## Task objective
Set down, in full, every record in the block.

## Structured figure records

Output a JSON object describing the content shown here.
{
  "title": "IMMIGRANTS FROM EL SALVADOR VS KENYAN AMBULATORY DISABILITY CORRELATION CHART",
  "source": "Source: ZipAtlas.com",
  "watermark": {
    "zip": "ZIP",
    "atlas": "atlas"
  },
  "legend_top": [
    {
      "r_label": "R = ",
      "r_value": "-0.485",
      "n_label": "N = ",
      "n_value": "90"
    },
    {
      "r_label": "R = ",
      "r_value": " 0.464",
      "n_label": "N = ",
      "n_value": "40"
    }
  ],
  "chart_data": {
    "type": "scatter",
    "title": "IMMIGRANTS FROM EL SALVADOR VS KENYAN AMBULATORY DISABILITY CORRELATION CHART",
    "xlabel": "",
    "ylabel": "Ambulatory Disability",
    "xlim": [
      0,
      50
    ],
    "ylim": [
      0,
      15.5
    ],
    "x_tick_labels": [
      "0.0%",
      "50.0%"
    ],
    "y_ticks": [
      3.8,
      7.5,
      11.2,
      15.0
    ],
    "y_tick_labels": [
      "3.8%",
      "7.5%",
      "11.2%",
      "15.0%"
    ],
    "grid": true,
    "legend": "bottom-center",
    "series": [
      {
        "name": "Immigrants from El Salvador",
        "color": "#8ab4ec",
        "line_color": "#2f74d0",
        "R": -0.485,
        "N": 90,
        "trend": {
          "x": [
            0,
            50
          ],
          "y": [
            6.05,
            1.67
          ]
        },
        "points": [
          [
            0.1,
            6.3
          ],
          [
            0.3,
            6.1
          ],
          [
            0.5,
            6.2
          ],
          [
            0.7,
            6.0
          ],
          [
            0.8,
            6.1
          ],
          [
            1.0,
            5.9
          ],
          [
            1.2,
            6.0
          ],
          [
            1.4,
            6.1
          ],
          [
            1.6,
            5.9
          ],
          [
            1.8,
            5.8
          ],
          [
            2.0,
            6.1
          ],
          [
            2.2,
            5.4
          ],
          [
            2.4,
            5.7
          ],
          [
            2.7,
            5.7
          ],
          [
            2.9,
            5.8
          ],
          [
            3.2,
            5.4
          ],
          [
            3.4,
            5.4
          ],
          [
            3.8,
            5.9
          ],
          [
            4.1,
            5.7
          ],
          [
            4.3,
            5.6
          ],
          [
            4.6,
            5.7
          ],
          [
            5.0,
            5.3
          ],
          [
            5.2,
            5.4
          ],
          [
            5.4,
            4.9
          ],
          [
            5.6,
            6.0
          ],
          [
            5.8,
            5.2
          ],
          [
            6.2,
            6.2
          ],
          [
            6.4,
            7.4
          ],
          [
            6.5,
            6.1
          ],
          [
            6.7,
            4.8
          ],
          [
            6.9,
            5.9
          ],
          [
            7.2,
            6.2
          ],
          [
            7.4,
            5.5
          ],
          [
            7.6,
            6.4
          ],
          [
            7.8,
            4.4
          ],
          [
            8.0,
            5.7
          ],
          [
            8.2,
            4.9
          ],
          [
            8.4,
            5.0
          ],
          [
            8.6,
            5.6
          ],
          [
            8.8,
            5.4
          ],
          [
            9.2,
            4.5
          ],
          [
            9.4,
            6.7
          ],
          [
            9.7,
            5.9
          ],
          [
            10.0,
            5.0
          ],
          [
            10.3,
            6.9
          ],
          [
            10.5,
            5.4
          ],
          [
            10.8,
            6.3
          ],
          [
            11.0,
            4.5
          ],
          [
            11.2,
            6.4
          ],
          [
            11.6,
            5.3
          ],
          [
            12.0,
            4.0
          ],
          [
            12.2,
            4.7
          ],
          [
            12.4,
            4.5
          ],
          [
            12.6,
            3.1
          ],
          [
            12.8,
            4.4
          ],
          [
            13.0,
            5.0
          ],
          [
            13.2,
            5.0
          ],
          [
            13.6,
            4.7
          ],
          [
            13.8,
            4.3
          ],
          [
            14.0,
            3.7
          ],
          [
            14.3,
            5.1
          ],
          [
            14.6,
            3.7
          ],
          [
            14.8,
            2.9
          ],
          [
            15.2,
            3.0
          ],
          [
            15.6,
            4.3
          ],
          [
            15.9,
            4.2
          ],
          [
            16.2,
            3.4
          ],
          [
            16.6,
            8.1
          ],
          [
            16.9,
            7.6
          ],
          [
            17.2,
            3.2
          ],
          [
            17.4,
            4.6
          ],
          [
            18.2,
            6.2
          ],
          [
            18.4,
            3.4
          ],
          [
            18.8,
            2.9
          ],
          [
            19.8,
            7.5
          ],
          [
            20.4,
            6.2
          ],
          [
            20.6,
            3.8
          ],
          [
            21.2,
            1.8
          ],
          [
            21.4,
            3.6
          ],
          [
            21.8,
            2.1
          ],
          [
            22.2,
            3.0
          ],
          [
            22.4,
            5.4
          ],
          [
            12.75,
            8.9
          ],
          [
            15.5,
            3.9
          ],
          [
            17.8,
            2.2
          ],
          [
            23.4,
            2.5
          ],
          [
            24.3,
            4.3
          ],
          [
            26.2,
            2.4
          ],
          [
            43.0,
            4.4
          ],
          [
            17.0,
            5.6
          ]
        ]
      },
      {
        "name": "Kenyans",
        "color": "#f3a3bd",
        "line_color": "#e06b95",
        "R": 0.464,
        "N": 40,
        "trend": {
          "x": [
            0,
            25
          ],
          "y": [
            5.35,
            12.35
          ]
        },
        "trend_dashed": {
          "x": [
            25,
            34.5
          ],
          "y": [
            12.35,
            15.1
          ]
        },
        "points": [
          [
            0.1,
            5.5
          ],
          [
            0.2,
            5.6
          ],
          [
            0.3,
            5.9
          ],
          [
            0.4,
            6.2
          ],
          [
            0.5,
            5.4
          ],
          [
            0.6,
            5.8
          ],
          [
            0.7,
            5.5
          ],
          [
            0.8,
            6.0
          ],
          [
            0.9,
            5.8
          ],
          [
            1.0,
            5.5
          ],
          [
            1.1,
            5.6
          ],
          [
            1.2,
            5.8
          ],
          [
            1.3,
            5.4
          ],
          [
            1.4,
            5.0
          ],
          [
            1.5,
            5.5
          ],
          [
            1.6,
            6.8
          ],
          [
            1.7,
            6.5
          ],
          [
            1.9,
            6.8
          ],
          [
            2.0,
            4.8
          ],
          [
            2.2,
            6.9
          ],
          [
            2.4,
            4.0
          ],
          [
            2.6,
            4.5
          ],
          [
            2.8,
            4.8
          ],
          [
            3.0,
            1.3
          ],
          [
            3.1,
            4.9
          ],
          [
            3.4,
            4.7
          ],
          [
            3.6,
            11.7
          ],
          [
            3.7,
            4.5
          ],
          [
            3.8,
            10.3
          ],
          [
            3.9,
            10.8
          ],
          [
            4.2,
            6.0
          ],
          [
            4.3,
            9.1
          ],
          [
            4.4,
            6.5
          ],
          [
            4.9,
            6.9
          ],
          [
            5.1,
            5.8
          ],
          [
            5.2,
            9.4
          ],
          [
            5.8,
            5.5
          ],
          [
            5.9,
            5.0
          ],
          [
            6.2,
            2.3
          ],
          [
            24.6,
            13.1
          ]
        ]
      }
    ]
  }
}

## Result
Output a JSON object describing the content shown here.
{
  "title": "IMMIGRANTS FROM EL SALVADOR VS KENYAN AMBULATORY DISABILITY CORRELATION CHART",
  "source": "Source: ZipAtlas.com",
  "watermark": {
    "zip": "ZIP",
    "atlas": "atlas"
  },
  "legend_top": [
    {
      "r_label": "R = ",
      "r_value": "-0.485",
      "n_label": "N = ",
      "n_value": "90"
    },
    {
      "r_label": "R = ",
      "r_value": " 0.464",
      "n_label": "N = ",
      "n_value": "40"
    }
  ],
  "chart_data": {
    "type": "scatter",
    "title": "IMMIGRANTS FROM EL SALVADOR VS KENYAN AMBULATORY DISABILITY CORRELATION CHART",
    "xlabel": "",
    "ylabel": "Ambulatory Disability",
    "xlim": [
      0,
      50
    ],
    "ylim": [
      0,
      15.5
    ],
    "x_tick_labels": [
      "0.0%",
      "50.0%"
    ],
    "y_ticks": [
      3.8,
      7.5,
      11.2,
      15.0
    ],
    "y_tick_labels": [
      "3.8%",
      "7.5%",
      "11.2%",
      "15.0%"
    ],
    "grid": true,
    "legend": "bottom-center",
    "series": [
      {
        "name": "Immigrants from El Salvador",
        "color": "#8ab4ec",
        "line_color": "#2f74d0",
        "R": -0.485,
        "N": 90,
        "trend": {
          "x": [
            0,
            50
          ],
          "y": [
            6.05,
            1.67
          ]
        },
        "points": [
          [
            0.1,
            6.3
          ],
          [
            0.3,
            6.1
          ],
          [
            0.5,
            6.2
          ],
          [
            0.7,
            6.0
          ],
          [
            0.8,
            6.1
          ],
          [
            1.0,
            5.9
          ],
          [
            1.2,
            6.0
          ],
          [
            1.4,
            6.1
          ],
          [
            1.6,
            5.9
          ],
          [
            1.8,
            5.8
          ],
          [
            2.0,
            6.1
          ],
          [
            2.2,
            5.4
          ],
          [
            2.4,
            5.7
          ],
          [
            2.7,
            5.7
          ],
          [
            2.9,
            5.8
          ],
          [
            3.2,
            5.4
          ],
          [
            3.4,
            5.4
          ],
          [
            3.8,
            5.9
          ],
          [
            4.1,
            5.7
          ],
          [
            4.3,
            5.6
          ],
          [
            4.6,
            5.7
          ],
          [
            5.0,
            5.3
          ],
          [
            5.2,
            5.4
          ],
          [
            5.4,
            4.9
          ],
          [
            5.6,
            6.0
          ],
          [
            5.8,
            5.2
          ],
          [
            6.2,
            6.2
          ],
          [
            6.4,
            7.4
          ],
          [
            6.5,
            6.1
          ],
          [
            6.7,
            4.8
          ],
          [
            6.9,
            5.9
          ],
          [
            7.2,
            6.2
          ],
          [
            7.4,
            5.5
          ],
          [
            7.6,
            6.4
          ],
          [
            7.8,
            4.4
          ],
          [
            8.0,
            5.7
          ],
          [
            8.2,
            4.9
          ],
          [
            8.4,
            5.0
          ],
          [
            8.6,
            5.6
          ],
          [
            8.8,
            5.4
          ],
          [
            9.2,
            4.5
          ],
          [
            9.4,
            6.7
          ],
          [
            9.7,
            5.9
          ],
          [
            10.0,
            5.0
          ],
          [
            10.3,
            6.9
          ],
          [
            10.5,
            5.4
          ],
          [
            10.8,
            6.3
          ],
          [
            11.0,
            4.5
          ],
          [
            11.2,
            6.4
          ],
          [
            11.6,
            5.3
          ],
          [
            12.0,
            4.0
          ],
          [
            12.2,
            4.7
          ],
          [
            12.4,
            4.5
          ],
          [
            12.6,
            3.1
          ],
          [
            12.8,
            4.4
          ],
          [
            13.0,
            5.0
          ],
          [
            13.2,
            5.0
          ],
          [
            13.6,
            4.7
          ],
          [
            13.8,
            4.3
          ],
          [
            14.0,
            3.7
          ],
          [
            14.3,
            5.1
          ],
          [
            14.6,
            3.7
          ],
          [
            14.8,
            2.9
          ],
          [
            15.2,
            3.0
          ],
          [
            15.6,
            4.3
          ],
          [
            15.9,
            4.2
          ],
          [
            16.2,
            3.4
          ],
          [
            16.6,
            8.1
          ],
          [
            16.9,
            7.6
          ],
          [
            17.2,
            3.2
          ],
          [
            17.4,
            4.6
          ],
          [
            18.2,
            6.2
          ],
          [
            18.4,
            3.4
          ],
          [
            18.8,
            2.9
          ],
          [
            19.8,
            7.5
          ],
          [
            20.4,
            6.2
          ],
          [
            20.6,
            3.8
          ],
          [
            21.2,
            1.8
          ],
          [
            21.4,
            3.6
          ],
          [
            21.8,
            2.1
          ],
          [
            22.2,
            3.0
          ],
          [
            22.4,
            5.4
          ],
          [
            12.75,
            8.9
          ],
          [
            15.5,
            3.9
          ],
          [
            17.8,
            2.2
          ],
          [
            23.4,
            2.5
          ],
          [
            24.3,
            4.3
          ],
          [
            26.2,
            2.4
          ],
          [
            43.0,
            4.4
          ],
          [
            17.0,
            5.6
          ]
        ]
      },
      {
        "name": "Kenyans",
        "color": "#f3a3bd",
        "line_color": "#e06b95",
        "R": 0.464,
        "N": 40,
        "trend": {
          "x": [
            0,
            25
          ],
          "y": [
            5.35,
            12.35
          ]
        },
        "trend_dashed": {
          "x": [
            25,
            34.5
          ],
          "y": [
            12.35,
            15.1
          ]
        },
        "points": [
          [
            0.1,
            5.5
          ],
          [
            0.2,
            5.6
          ],
          [
            0.3,
            5.9
          ],
          [
            0.4,
            6.2
          ],
          [
            0.5,
            5.4
          ],
          [
            0.6,
            5.8
          ],
          [
            0.7,
            5.5
          ],
          [
            0.8,
            6.0
          ],
          [
            0.9,
            5.8
          ],
          [
            1.0,
            5.5
          ],
          [
            1.1,
            5.6
          ],
          [
            1.2,
            5.8
          ],
          [
            1.3,
            5.4
          ],
          [
            1.4,
            5.0
          ],
          [
            1.5,
            5.5
          ],
          [
            1.6,
            6.8
          ],
          [
            1.7,
            6.5
          ],
          [
            1.9,
            6.8
          ],
          [
            2.0,
            4.8
          ],
          [
            2.2,
            6.9
          ],
          [
            2.4,
            4.0
          ],
          [
            2.6,
            4.5
          ],
          [
            2.8,
            4.8
          ],
          [
            3.0,
            1.3
          ],
          [
            3.1,
            4.9
          ],
          [
            3.4,
            4.7
          ],
          [
            3.6,
            11.7
          ],
          [
            3.7,
            4.5
          ],
          [
            3.8,
            10.3
          ],
          [
            3.9,
            10.8
          ],
          [
            4.2,
            6.0
          ],
          [
            4.3,
            9.1
          ],
          [
            4.4,
            6.5
          ],
          [
            4.9,
            6.9
          ],
          [
            5.1,
            5.8
          ],
          [
            5.2,
            9.4
          ],
          [
            5.8,
            5.5
          ],
          [
            5.9,
            5.0
          ],
          [
            6.2,
            2.3
          ],
          [
            24.6,
            13.1
          ]
        ]
      }
    ]
  }
}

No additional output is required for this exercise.